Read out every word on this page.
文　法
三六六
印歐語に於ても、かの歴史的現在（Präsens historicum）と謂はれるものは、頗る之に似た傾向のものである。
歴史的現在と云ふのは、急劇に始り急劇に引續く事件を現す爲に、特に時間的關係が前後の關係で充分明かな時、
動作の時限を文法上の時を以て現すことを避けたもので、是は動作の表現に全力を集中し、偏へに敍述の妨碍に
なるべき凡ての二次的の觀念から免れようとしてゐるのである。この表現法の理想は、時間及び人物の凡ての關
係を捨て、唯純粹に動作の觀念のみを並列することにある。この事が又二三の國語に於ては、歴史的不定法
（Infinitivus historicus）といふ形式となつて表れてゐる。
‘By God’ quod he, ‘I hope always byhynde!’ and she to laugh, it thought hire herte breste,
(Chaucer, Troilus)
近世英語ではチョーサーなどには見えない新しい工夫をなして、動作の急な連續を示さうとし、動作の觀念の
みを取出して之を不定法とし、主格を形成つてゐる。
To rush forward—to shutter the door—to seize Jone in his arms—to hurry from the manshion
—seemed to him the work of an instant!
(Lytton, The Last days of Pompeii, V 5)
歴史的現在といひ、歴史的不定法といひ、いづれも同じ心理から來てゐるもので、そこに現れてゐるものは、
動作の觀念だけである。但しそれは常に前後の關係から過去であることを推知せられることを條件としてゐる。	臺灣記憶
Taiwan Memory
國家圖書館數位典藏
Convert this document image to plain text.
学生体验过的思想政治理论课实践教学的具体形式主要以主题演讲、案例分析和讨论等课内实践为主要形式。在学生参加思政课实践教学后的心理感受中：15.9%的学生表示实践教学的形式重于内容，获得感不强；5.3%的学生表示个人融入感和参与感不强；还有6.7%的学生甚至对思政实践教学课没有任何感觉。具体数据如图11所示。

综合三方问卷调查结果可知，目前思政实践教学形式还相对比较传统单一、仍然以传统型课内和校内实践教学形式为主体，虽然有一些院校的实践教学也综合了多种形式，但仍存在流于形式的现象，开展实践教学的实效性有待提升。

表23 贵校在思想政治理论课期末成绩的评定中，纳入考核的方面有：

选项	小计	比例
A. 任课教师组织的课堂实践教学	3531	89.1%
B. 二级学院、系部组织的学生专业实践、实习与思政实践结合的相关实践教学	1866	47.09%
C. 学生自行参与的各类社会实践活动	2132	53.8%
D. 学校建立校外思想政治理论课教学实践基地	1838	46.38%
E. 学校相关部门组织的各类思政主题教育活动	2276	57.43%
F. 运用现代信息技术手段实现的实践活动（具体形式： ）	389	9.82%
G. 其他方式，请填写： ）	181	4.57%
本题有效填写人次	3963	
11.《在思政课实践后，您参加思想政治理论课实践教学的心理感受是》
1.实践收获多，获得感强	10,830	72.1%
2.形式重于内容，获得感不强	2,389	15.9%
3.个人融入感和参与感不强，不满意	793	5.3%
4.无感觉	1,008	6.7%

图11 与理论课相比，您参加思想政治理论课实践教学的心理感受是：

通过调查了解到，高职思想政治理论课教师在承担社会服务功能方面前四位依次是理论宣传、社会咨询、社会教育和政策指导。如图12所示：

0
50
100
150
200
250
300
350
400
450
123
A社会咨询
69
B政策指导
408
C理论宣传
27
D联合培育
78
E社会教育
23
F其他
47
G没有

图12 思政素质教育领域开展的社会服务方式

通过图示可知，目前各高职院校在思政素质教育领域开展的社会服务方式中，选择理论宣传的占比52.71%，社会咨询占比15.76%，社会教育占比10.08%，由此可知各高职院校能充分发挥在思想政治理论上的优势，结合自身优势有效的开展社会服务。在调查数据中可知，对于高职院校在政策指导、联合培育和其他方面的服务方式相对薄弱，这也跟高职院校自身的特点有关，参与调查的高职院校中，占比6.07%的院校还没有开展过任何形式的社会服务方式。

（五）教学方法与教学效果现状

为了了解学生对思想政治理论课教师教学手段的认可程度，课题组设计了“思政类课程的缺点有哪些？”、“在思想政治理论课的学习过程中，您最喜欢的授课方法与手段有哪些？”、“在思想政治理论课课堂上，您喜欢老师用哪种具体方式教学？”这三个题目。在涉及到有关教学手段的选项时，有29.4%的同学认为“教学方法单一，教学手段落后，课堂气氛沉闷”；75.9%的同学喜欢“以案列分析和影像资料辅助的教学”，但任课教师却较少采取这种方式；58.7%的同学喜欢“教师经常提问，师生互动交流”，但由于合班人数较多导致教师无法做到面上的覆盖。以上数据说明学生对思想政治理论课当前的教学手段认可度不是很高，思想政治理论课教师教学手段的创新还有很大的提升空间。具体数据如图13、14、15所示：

◇ ◇ ◇ ◇ ◇ ◇ ◇

Extract the full listing above without altering anything.

Read out every word on this page.
文　法
三六六
印歐語に於ても、かの歴史的現在（Präsens historicum）と謂はれるものは、頗る之に似た傾向のものである。
歴史的現在と云ふのは、急劇に始り急劇に引續く事件を現す爲に、特に時間的關係が前後の關係で充分明かな時、
動作の時限を文法上の時を以て現すことを避けたもので、是は動作の表現に全力を集中し、偏へに敍述の妨碍に
なるべき凡ての二次的の觀念から免れようとしてゐるのである。この表現法の理想は、時間及び人物の凡ての關
係を捨て、唯純粹に動作の觀念のみを並列することにある。この事が又二三の國語に於ては、歴史的不定法
（Infinitivus historicus）といふ形式となつて表れてゐる。
‘By God’ quod he, ‘I hope always byhynde!’ and she to laugh, it thought hire herte breste,
(Chaucer, Troilus)
近世英語ではチョーサーなどには見えない新しい工夫をなして、動作の急な連續を示さうとし、動作の觀念の
みを取出して之を不定法とし、主格を形成つてゐる。
To rush forward—to shutter the door—to seize Jone in his arms—to hurry from the manshion
—seemed to him the work of an instant!
(Lytton, The Last days of Pompeii, V 5)
歴史的現在といひ、歴史的不定法といひ、いづれも同じ心理から來てゐるもので、そこに現れてゐるものは、
動作の觀念だけである。但しそれは常に前後の關係から過去であることを推知せられることを條件としてゐる。	臺灣記憶
Taiwan Memory
國家圖書館數位典藏
Convert this document image to plain text.
学生体验过的思想政治理论课实践教学的具体形式主要以主题演讲、案例分析和讨论等课内实践为主要形式。在学生参加思政课实践教学后的心理感受中：15.9%的学生表示实践教学的形式重于内容，获得感不强；5.3%的学生表示个人融入感和参与感不强；还有6.7%的学生甚至对思政实践教学课没有任何感觉。具体数据如图11所示。

综合三方问卷调查结果可知，目前思政实践教学形式还相对比较传统单一、仍然以传统型课内和校内实践教学形式为主体，虽然有一些院校的实践教学也综合了多种形式，但仍存在流于形式的现象，开展实践教学的实效性有待提升。

表23 贵校在思想政治理论课期末成绩的评定中，纳入考核的方面有：

选项	小计	比例
A. 任课教师组织的课堂实践教学	3531	89.1%
B. 二级学院、系部组织的学生专业实践、实习与思政实践结合的相关实践教学	1866	47.09%
C. 学生自行参与的各类社会实践活动	2132	53.8%
D. 学校建立校外思想政治理论课教学实践基地	1838	46.38%
E. 学校相关部门组织的各类思政主题教育活动	2276	57.43%
F. 运用现代信息技术手段实现的实践活动（具体形式： ）	389	9.82%
G. 其他方式，请填写： ）	181	4.57%
本题有效填写人次	3963	
11.《在思政课实践后，您参加思想政治理论课实践教学的心理感受是》
1.实践收获多，获得感强	10,830	72.1%
2.形式重于内容，获得感不强	2,389	15.9%
3.个人融入感和参与感不强，不满意	793	5.3%
4.无感觉	1,008	6.7%

图11 与理论课相比，您参加思想政治理论课实践教学的心理感受是：

通过调查了解到，高职思想政治理论课教师在承担社会服务功能方面前四位依次是理论宣传、社会咨询、社会教育和政策指导。如图12所示：

0
50
100
150
200
250
300
350
400
450
123
A社会咨询
69
B政策指导
408
C理论宣传
27
D联合培育
78
E社会教育
23
F其他
47
G没有

图12 思政素质教育领域开展的社会服务方式

通过图示可知，目前各高职院校在思政素质教育领域开展的社会服务方式中，选择理论宣传的占比52.71%，社会咨询占比15.76%，社会教育占比10.08%，由此可知各高职院校能充分发挥在思想政治理论上的优势，结合自身优势有效的开展社会服务。在调查数据中可知，对于高职院校在政策指导、联合培育和其他方面的服务方式相对薄弱，这也跟高职院校自身的特点有关，参与调查的高职院校中，占比6.07%的院校还没有开展过任何形式的社会服务方式。

（五）教学方法与教学效果现状

为了了解学生对思想政治理论课教师教学手段的认可程度，课题组设计了“思政类课程的缺点有哪些？”、“在思想政治理论课的学习过程中，您最喜欢的授课方法与手段有哪些？”、“在思想政治理论课课堂上，您喜欢老师用哪种具体方式教学？”这三个题目。在涉及到有关教学手段的选项时，有29.4%的同学认为“教学方法单一，教学手段落后，课堂气氛沉闷”；75.9%的同学喜欢“以案列分析和影像资料辅助的教学”，但任课教师却较少采取这种方式；58.7%的同学喜欢“教师经常提问，师生互动交流”，但由于合班人数较多导致教师无法做到面上的覆盖。以上数据说明学生对思想政治理论课当前的教学手段认可度不是很高，思想政治理论课教师教学手段的创新还有很大的提升空间。具体数据如图13、14、15所示：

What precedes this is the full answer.